**Directions for this task**
Select every line holding the word "happen" and copy it.

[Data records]
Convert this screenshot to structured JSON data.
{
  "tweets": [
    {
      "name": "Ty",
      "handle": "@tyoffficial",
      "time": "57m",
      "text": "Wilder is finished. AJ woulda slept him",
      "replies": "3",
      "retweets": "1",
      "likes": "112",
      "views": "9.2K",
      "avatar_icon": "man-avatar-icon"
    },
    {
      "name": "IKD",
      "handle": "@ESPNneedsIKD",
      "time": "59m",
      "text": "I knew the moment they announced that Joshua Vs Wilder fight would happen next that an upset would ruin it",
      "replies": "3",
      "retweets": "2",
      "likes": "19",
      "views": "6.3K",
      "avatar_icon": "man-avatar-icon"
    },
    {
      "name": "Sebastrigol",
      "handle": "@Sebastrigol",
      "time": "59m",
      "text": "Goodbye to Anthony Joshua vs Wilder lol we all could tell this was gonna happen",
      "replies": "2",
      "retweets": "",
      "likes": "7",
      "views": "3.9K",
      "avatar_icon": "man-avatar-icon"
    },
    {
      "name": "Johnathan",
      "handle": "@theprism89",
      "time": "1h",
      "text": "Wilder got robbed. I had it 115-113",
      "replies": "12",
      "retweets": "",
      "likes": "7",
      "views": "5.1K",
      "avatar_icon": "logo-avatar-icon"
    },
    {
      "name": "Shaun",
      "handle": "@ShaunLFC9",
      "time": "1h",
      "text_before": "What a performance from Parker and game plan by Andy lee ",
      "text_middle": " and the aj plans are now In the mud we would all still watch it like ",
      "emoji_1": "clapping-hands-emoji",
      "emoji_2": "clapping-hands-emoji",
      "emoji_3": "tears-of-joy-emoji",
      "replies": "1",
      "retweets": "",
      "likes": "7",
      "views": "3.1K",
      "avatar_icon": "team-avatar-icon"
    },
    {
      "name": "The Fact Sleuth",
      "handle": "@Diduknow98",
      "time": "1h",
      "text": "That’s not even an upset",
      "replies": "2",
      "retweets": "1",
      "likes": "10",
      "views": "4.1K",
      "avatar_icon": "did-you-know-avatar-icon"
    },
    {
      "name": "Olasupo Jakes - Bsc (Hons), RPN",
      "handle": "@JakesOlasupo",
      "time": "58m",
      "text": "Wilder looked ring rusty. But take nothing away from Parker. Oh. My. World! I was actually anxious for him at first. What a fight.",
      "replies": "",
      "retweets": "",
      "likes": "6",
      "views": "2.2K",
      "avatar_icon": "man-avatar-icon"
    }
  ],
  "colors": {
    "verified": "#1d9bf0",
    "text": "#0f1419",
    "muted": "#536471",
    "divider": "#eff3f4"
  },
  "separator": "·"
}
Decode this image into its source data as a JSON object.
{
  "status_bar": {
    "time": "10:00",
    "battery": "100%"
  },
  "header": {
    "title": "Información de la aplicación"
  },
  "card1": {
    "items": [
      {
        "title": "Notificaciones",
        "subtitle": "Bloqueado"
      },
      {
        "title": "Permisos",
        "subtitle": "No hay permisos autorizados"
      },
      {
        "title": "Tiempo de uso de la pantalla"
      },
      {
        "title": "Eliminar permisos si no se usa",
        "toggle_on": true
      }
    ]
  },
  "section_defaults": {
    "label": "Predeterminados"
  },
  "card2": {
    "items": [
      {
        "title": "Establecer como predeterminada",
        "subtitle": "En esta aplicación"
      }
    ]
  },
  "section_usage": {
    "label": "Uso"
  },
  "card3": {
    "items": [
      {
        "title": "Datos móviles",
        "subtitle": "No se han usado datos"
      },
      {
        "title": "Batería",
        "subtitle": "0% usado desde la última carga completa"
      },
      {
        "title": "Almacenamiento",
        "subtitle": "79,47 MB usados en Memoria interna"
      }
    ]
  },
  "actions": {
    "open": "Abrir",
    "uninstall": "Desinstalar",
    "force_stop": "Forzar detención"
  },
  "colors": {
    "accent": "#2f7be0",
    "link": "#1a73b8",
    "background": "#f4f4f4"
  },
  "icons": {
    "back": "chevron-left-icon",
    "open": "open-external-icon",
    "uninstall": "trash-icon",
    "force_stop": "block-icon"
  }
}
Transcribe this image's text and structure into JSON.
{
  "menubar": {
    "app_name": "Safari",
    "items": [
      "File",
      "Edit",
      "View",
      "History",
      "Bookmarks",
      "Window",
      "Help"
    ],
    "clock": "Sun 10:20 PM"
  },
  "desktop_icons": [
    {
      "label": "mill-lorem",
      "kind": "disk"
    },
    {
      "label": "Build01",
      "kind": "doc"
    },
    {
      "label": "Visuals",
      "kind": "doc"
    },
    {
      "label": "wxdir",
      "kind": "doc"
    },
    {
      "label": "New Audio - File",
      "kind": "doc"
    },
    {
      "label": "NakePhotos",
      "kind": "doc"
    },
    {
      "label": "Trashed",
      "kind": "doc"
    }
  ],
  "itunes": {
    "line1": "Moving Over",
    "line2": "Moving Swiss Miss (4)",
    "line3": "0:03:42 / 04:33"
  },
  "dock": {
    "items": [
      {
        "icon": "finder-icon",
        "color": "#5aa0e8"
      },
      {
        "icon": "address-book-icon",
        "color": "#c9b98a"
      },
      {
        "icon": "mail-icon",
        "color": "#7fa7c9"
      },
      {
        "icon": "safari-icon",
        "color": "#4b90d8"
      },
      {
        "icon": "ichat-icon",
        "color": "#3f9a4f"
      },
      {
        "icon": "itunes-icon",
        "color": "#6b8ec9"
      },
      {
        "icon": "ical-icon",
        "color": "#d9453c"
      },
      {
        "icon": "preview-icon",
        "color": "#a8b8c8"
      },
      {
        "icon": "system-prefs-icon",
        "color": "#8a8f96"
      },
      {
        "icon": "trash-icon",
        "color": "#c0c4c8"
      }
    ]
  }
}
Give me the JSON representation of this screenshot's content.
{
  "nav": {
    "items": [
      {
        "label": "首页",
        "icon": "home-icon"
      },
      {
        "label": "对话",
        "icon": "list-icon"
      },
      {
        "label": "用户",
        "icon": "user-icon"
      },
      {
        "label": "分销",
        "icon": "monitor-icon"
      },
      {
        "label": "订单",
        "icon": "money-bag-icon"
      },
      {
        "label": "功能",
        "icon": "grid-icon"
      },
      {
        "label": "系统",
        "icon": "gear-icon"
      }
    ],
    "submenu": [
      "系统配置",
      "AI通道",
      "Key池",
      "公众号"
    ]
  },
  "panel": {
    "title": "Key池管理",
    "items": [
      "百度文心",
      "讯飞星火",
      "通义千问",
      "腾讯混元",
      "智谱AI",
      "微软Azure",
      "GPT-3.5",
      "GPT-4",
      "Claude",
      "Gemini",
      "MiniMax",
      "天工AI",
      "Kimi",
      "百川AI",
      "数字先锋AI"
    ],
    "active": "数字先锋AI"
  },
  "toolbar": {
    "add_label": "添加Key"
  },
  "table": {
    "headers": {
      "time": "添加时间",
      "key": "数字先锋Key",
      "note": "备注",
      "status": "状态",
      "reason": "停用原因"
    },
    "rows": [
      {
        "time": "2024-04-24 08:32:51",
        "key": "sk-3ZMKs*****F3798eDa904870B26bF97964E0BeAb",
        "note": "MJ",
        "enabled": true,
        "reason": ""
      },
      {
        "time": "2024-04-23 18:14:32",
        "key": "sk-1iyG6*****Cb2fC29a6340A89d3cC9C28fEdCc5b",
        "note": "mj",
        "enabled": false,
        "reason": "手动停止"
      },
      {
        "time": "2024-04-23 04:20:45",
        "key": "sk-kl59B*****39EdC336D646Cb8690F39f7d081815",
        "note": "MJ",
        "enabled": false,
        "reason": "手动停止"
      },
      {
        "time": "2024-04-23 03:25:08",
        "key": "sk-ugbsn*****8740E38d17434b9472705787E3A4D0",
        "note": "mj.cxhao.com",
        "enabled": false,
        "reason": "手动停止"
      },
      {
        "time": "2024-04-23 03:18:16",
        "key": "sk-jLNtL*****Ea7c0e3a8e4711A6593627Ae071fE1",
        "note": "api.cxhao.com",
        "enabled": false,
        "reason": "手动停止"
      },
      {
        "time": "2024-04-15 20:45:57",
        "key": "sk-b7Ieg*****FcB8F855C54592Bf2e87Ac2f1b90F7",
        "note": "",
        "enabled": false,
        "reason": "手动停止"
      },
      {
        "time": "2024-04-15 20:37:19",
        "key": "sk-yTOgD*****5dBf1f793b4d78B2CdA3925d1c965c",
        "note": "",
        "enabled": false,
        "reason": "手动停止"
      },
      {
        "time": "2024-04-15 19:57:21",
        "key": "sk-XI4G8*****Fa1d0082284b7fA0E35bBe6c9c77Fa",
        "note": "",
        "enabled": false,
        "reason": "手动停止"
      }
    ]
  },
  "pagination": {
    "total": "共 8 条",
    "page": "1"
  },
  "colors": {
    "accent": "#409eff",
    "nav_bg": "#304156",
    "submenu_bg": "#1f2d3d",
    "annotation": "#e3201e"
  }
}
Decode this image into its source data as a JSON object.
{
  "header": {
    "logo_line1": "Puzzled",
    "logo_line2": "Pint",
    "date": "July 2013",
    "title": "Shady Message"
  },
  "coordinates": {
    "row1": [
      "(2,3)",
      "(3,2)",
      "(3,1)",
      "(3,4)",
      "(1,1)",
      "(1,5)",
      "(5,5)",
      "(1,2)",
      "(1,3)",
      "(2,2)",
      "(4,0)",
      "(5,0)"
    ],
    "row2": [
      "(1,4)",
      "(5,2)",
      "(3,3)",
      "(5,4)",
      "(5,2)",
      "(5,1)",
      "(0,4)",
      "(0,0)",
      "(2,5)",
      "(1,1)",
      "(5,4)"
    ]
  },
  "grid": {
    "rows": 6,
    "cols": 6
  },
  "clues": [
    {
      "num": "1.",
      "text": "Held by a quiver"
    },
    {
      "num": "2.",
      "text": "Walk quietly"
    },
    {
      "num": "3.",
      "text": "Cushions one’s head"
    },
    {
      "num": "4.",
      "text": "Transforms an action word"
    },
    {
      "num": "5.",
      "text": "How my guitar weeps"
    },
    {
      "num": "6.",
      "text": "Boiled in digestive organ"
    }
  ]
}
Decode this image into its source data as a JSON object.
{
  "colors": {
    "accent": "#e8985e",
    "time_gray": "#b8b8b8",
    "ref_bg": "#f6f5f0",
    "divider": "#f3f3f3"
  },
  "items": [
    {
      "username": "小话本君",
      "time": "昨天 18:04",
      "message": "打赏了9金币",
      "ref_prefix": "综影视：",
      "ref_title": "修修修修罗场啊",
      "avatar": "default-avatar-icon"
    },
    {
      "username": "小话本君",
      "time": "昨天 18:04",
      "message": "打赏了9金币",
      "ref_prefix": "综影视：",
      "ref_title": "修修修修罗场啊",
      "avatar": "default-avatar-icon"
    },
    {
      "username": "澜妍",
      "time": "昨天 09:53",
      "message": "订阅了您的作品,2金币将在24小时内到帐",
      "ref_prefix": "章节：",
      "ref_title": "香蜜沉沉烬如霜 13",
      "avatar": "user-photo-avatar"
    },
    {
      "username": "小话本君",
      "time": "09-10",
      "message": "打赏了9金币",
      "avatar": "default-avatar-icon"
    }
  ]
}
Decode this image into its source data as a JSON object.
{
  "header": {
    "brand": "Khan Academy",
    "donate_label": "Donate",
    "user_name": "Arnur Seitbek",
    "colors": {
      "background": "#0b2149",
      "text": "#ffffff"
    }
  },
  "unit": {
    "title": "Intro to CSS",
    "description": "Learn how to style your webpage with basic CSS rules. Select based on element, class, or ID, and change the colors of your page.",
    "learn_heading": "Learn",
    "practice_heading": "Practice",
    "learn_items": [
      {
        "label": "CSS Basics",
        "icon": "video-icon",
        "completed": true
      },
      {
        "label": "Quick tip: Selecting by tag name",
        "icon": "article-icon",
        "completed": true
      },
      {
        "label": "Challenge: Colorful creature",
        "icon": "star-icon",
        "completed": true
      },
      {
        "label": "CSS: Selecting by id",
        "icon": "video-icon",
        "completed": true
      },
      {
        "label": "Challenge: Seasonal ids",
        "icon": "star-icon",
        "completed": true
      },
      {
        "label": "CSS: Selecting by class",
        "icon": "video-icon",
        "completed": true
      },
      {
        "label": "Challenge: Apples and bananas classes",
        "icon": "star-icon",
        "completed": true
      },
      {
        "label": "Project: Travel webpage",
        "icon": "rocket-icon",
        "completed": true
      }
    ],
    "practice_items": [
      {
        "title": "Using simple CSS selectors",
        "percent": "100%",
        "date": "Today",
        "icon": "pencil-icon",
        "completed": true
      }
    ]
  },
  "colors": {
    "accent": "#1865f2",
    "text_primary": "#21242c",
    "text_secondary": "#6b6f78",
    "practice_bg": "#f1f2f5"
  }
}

**Solution for this problem**
      "text": "I knew the moment they announced that Joshua Vs Wilder fight would happen next that an upset would ruin it",
      "text": "Goodbye to Anthony Joshua vs Wilder lol we all could tell this was gonna happen",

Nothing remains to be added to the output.